# TASK TO COMPLETE:
Can you retype every record below exactly as written?

# DATA SHOWN:
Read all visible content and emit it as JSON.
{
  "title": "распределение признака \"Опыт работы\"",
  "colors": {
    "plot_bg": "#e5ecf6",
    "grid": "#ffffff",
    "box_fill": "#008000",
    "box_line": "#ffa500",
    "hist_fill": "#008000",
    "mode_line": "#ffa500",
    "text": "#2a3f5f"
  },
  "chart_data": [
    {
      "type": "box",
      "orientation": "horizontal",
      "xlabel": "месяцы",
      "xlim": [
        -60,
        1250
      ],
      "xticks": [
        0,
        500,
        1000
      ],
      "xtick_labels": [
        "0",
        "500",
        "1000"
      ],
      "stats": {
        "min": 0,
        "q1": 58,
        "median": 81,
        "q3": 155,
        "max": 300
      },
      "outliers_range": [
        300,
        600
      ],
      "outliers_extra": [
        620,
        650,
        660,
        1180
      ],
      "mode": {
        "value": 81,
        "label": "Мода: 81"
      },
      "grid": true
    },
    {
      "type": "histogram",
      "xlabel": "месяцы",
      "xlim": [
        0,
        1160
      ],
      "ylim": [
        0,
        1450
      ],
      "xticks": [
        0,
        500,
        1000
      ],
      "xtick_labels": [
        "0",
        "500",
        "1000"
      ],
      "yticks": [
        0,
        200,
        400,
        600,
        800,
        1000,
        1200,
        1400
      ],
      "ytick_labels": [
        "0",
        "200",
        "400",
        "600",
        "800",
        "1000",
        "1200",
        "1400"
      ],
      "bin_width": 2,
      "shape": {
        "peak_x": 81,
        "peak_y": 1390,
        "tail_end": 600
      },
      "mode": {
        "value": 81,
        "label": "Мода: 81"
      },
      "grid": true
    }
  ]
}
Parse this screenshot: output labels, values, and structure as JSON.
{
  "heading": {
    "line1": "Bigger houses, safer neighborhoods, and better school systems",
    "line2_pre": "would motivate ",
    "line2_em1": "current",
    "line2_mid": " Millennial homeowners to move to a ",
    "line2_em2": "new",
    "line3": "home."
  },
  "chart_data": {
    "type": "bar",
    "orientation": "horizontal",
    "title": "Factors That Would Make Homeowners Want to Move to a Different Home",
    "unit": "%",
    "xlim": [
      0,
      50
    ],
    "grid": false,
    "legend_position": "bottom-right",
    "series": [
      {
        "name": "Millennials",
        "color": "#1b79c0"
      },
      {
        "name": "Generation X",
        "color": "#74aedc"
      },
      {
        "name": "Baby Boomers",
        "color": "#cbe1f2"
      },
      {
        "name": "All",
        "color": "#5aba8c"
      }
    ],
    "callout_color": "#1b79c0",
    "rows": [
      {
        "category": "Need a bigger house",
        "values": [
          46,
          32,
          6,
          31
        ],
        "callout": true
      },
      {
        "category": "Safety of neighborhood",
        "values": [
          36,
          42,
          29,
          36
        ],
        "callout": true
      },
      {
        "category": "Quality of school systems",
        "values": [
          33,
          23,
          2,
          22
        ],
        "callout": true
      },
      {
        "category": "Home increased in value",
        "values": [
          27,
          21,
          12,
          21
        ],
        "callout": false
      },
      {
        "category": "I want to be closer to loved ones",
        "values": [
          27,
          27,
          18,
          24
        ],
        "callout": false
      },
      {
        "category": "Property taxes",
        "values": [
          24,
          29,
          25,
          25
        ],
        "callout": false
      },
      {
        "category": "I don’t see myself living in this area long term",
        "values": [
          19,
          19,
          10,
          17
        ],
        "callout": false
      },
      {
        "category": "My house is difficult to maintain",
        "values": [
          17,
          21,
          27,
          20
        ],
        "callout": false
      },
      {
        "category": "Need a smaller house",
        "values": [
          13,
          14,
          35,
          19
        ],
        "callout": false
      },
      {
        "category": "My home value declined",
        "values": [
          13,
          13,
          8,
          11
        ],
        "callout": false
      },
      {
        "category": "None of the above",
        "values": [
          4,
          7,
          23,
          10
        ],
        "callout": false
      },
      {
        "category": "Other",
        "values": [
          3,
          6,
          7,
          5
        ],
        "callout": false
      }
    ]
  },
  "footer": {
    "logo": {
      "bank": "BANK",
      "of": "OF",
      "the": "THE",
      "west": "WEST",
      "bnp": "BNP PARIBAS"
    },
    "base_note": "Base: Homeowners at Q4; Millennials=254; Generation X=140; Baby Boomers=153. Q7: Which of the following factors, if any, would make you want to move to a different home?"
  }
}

# TASK RESULT:
Read all visible content and emit it as JSON.
{
  "title": "распределение признака \"Опыт работы\"",
  "colors": {
    "plot_bg": "#e5ecf6",
    "grid": "#ffffff",
    "box_fill": "#008000",
    "box_line": "#ffa500",
    "hist_fill": "#008000",
    "mode_line": "#ffa500",
    "text": "#2a3f5f"
  },
  "chart_data": [
    {
      "type": "box",
      "orientation": "horizontal",
      "xlabel": "месяцы",
      "xlim": [
        -60,
        1250
      ],
      "xticks": [
        0,
        500,
        1000
      ],
      "xtick_labels": [
        "0",
        "500",
        "1000"
      ],
      "stats": {
        "min": 0,
        "q1": 58,
        "median": 81,
        "q3": 155,
        "max": 300
      },
      "outliers_range": [
        300,
        600
      ],
      "outliers_extra": [
        620,
        650,
        660,
        1180
      ],
      "mode": {
        "value": 81,
        "label": "Мода: 81"
      },
      "grid": true
    },
    {
      "type": "histogram",
      "xlabel": "месяцы",
      "xlim": [
        0,
        1160
      ],
      "ylim": [
        0,
        1450
      ],
      "xticks": [
        0,
        500,
        1000
      ],
      "xtick_labels": [
        "0",
        "500",
        "1000"
      ],
      "yticks": [
        0,
        200,
        400,
        600,
        800,
        1000,
        1200,
        1400
      ],
      "ytick_labels": [
        "0",
        "200",
        "400",
        "600",
        "800",
        "1000",
        "1200",
        "1400"
      ],
      "bin_width": 2,
      "shape": {
        "peak_x": 81,
        "peak_y": 1390,
        "tail_end": 600
      },
      "mode": {
        "value": 81,
        "label": "Мода: 81"
      },
      "grid": true
    }
  ]
}
Parse this screenshot: output labels, values, and structure as JSON.
{
  "heading": {
    "line1": "Bigger houses, safer neighborhoods, and better school systems",
    "line2_pre": "would motivate ",
    "line2_em1": "current",
    "line2_mid": " Millennial homeowners to move to a ",
    "line2_em2": "new",
    "line3": "home."
  },
  "chart_data": {
    "type": "bar",
    "orientation": "horizontal",
    "title": "Factors That Would Make Homeowners Want to Move to a Different Home",
    "unit": "%",
    "xlim": [
      0,
      50
    ],
    "grid": false,
    "legend_position": "bottom-right",
    "series": [
      {
        "name": "Millennials",
        "color": "#1b79c0"
      },
      {
        "name": "Generation X",
        "color": "#74aedc"
      },
      {
        "name": "Baby Boomers",
        "color": "#cbe1f2"
      },
      {
        "name": "All",
        "color": "#5aba8c"
      }
    ],
    "callout_color": "#1b79c0",
    "rows": [
      {
        "category": "Need a bigger house",
        "values": [
          46,
          32,
          6,
          31
        ],
        "callout": true
      },
      {
        "category": "Safety of neighborhood",
        "values": [
          36,
          42,
          29,
          36
        ],
        "callout": true
      },
      {
        "category": "Quality of school systems",
        "values": [
          33,
          23,
          2,
          22
        ],
        "callout": true
      },
      {
        "category": "Home increased in value",
        "values": [
          27,
          21,
          12,
          21
        ],
        "callout": false
      },
      {
        "category": "I want to be closer to loved ones",
        "values": [
          27,
          27,
          18,
          24
        ],
        "callout": false
      },
      {
        "category": "Property taxes",
        "values": [
          24,
          29,
          25,
          25
        ],
        "callout": false
      },
      {
        "category": "I don’t see myself living in this area long term",
        "values": [
          19,
          19,
          10,
          17
        ],
        "callout": false
      },
      {
        "category": "My house is difficult to maintain",
        "values": [
          17,
          21,
          27,
          20
        ],
        "callout": false
      },
      {
        "category": "Need a smaller house",
        "values": [
          13,
          14,
          35,
          19
        ],
        "callout": false
      },
      {
        "category": "My home value declined",
        "values": [
          13,
          13,
          8,
          11
        ],
        "callout": false
      },
      {
        "category": "None of the above",
        "values": [
          4,
          7,
          23,
          10
        ],
        "callout": false
      },
      {
        "category": "Other",
        "values": [
          3,
          6,
          7,
          5
        ],
        "callout": false
      }
    ]
  },
  "footer": {
    "logo": {
      "bank": "BANK",
      "of": "OF",
      "the": "THE",
      "west": "WEST",
      "bnp": "BNP PARIBAS"
    },
    "base_note": "Base: Homeowners at Q4; Millennials=254; Generation X=140; Baby Boomers=153. Q7: Which of the following factors, if any, would make you want to move to a different home?"
  }
}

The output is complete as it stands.